** BEGIN **
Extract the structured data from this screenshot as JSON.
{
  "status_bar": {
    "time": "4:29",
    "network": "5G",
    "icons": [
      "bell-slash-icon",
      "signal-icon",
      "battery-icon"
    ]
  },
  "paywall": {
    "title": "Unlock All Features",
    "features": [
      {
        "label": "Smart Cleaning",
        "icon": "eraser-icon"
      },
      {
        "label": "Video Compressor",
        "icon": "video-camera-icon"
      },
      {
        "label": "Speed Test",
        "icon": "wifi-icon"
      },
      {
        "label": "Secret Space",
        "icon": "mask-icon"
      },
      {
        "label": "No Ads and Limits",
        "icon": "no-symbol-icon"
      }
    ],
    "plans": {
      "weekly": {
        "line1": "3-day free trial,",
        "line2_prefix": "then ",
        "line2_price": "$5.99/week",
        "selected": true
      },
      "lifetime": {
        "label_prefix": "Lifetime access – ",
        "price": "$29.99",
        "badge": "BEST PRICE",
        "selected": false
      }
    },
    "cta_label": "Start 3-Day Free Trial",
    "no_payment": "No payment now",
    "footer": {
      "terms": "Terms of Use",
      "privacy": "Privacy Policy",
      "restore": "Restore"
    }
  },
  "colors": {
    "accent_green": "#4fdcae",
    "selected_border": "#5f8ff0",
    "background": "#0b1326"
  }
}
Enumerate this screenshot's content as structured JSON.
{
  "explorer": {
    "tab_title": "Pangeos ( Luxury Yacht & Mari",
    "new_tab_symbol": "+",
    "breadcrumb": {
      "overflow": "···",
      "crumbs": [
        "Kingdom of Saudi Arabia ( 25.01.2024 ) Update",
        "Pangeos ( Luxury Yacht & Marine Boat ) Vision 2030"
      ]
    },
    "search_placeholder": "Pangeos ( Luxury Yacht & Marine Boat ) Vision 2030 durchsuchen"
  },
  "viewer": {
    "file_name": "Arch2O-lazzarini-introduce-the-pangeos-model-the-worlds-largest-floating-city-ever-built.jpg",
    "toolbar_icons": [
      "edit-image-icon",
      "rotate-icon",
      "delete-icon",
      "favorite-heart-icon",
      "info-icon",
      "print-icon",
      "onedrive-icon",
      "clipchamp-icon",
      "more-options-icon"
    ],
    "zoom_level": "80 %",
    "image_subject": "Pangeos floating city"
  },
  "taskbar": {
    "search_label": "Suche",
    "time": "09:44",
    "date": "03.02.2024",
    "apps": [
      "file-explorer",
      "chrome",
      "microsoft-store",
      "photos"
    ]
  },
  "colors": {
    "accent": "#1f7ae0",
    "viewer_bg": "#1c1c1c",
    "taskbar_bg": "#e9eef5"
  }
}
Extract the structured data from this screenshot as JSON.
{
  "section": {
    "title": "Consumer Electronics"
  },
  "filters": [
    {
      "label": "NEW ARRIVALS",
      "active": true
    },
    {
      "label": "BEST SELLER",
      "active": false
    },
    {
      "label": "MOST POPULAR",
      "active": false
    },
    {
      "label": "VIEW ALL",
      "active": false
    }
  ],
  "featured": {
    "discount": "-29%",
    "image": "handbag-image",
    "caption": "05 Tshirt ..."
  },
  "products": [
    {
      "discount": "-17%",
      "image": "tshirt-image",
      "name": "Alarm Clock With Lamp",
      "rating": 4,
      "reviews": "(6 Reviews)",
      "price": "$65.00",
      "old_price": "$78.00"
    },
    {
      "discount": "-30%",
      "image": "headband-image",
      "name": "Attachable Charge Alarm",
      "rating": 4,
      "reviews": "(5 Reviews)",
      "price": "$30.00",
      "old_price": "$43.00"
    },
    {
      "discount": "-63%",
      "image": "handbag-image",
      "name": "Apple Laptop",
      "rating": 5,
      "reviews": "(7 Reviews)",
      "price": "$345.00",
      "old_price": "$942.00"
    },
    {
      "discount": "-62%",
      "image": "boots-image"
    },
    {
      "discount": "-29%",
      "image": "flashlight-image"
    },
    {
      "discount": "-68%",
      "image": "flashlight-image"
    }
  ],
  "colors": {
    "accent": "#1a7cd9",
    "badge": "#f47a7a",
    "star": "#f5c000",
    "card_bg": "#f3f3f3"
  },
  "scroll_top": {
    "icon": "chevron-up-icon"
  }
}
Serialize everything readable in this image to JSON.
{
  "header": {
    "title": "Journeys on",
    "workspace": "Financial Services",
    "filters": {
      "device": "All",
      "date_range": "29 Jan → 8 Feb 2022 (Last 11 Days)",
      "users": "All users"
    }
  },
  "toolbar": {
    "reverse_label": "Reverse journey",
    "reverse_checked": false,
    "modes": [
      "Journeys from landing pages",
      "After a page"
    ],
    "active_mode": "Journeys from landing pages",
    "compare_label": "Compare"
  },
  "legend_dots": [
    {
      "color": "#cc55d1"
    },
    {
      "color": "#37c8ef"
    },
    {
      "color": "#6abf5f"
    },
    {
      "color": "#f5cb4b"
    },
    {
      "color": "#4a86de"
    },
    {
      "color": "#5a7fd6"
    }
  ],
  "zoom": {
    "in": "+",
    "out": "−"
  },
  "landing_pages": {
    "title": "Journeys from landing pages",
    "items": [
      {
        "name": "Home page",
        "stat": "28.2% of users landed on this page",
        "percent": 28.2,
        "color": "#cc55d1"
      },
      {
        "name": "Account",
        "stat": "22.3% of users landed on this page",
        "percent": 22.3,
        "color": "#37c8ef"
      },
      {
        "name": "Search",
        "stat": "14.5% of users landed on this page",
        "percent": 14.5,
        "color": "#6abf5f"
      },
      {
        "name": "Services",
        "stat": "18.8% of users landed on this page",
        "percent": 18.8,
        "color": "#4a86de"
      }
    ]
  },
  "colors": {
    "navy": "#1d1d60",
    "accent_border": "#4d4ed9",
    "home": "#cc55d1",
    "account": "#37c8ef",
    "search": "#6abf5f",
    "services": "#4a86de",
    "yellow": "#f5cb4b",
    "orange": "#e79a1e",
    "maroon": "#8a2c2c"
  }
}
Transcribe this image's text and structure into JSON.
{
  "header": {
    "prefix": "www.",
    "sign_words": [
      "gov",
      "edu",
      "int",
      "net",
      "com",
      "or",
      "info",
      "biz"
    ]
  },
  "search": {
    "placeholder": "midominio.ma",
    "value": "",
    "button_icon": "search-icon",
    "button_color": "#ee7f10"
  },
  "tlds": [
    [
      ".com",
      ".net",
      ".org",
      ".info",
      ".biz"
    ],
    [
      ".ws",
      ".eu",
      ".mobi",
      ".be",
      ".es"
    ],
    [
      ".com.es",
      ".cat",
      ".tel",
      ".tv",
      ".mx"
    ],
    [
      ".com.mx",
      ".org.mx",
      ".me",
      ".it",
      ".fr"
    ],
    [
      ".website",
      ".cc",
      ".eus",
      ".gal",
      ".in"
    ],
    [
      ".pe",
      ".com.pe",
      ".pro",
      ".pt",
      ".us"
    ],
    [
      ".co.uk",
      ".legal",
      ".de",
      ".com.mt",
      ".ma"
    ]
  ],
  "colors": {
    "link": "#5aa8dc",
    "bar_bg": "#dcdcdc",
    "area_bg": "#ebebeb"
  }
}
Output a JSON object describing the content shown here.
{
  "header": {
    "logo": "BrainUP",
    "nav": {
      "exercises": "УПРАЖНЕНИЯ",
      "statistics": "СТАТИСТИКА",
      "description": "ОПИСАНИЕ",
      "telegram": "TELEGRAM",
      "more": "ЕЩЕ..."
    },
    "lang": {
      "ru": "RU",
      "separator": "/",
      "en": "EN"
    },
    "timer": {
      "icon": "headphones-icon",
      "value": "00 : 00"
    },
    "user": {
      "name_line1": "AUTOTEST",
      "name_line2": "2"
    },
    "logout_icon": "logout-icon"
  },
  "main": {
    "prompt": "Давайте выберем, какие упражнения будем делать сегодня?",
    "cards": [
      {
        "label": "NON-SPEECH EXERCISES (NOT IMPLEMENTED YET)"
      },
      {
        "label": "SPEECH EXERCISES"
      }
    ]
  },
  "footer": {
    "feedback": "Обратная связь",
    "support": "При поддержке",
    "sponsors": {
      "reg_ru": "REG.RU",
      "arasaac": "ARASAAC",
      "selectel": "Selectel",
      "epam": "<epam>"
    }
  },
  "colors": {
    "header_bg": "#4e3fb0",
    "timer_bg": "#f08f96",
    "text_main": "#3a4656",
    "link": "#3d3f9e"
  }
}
** END **
Goal → Which lines include the word "Yacht"? Copy every one of them.

Reply to the task →
    "tab_title": "Pangeos ( Luxury Yacht & Mari",
        "Pangeos ( Luxury Yacht & Marine Boat ) Vision 2030"
    "search_placeholder": "Pangeos ( Luxury Yacht & Marine Boat ) Vision 2030 durchsuchen"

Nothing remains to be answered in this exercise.